What the exercise asks |
Go through the material below and copy all lines with "this".
>> start Data to process
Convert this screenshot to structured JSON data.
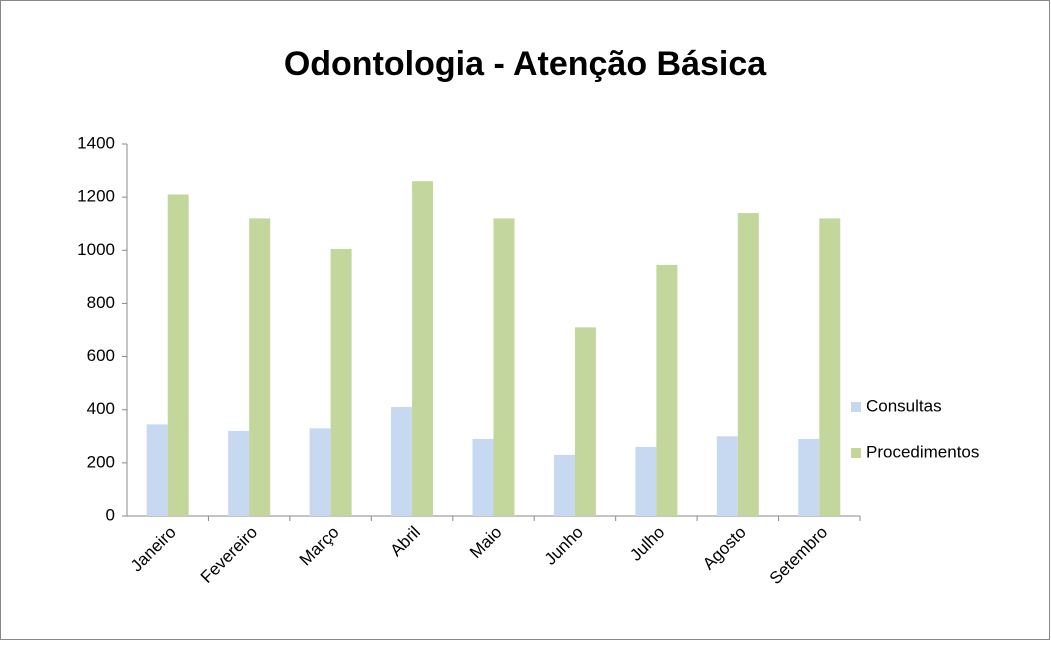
{
  "chart_data": {
    "type": "bar",
    "title": "Odontologia - Atenção Básica",
    "categories": [
      "Janeiro",
      "Fevereiro",
      "Março",
      "Abril",
      "Maio",
      "Junho",
      "Julho",
      "Agosto",
      "Setembro"
    ],
    "series": [
      {
        "name": "Consultas",
        "color": "#c6d9f1",
        "values": [
          345,
          320,
          330,
          410,
          290,
          230,
          260,
          300,
          290
        ]
      },
      {
        "name": "Procedimentos",
        "color": "#c3d69b",
        "values": [
          1210,
          1120,
          1005,
          1260,
          1120,
          710,
          945,
          1140,
          1120
        ]
      }
    ],
    "ylim": [
      0,
      1400
    ],
    "yticks": [
      0,
      200,
      400,
      600,
      800,
      1000,
      1200,
      1400
    ],
    "grid": false,
    "legend": "right"
  }
}
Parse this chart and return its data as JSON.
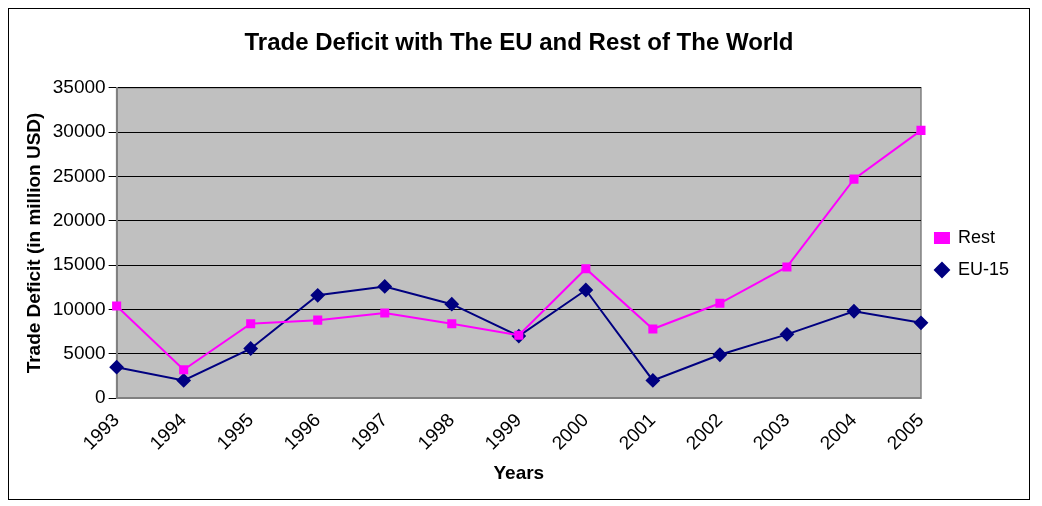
{
  "chart_data": {
    "type": "line",
    "title": "Trade Deficit with The EU and Rest of The World",
    "xlabel": "Years",
    "ylabel": "Trade Deficit (in million USD)",
    "categories": [
      "1993",
      "1994",
      "1995",
      "1996",
      "1997",
      "1998",
      "1999",
      "2000",
      "2001",
      "2002",
      "2003",
      "2004",
      "2005"
    ],
    "series": [
      {
        "name": "EU-15",
        "color": "#000080",
        "marker": "diamond",
        "values": [
          3500,
          2000,
          5600,
          11600,
          12600,
          10600,
          7000,
          12200,
          2000,
          4900,
          7200,
          9800,
          8500
        ]
      },
      {
        "name": "Rest",
        "color": "#ff00ff",
        "marker": "square",
        "values": [
          10400,
          3200,
          8400,
          8800,
          9600,
          8400,
          7100,
          14600,
          7800,
          10700,
          14800,
          24700,
          30200
        ]
      }
    ],
    "ylim": [
      0,
      35000
    ],
    "yticks": [
      0,
      5000,
      10000,
      15000,
      20000,
      25000,
      30000,
      35000
    ],
    "grid": "y",
    "legend": "right"
  }
}
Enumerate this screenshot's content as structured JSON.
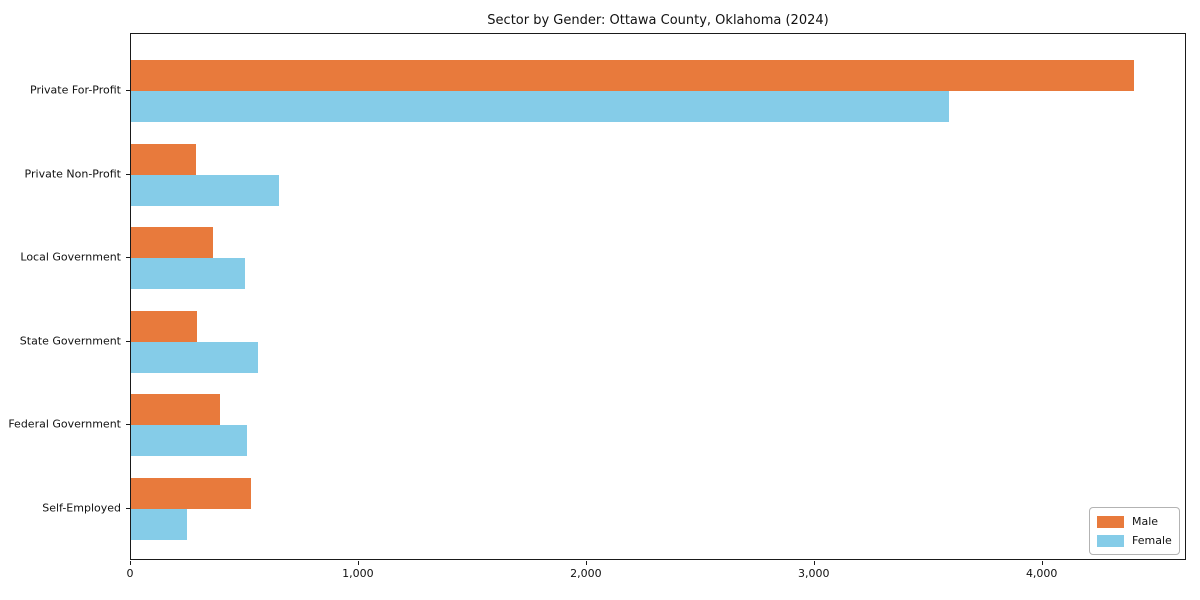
>> end Data to process
Correct response |
Convert this screenshot to structured JSON data.
Parse this chart and return its data as JSON.
Enumerate this screenshot's content as structured JSON.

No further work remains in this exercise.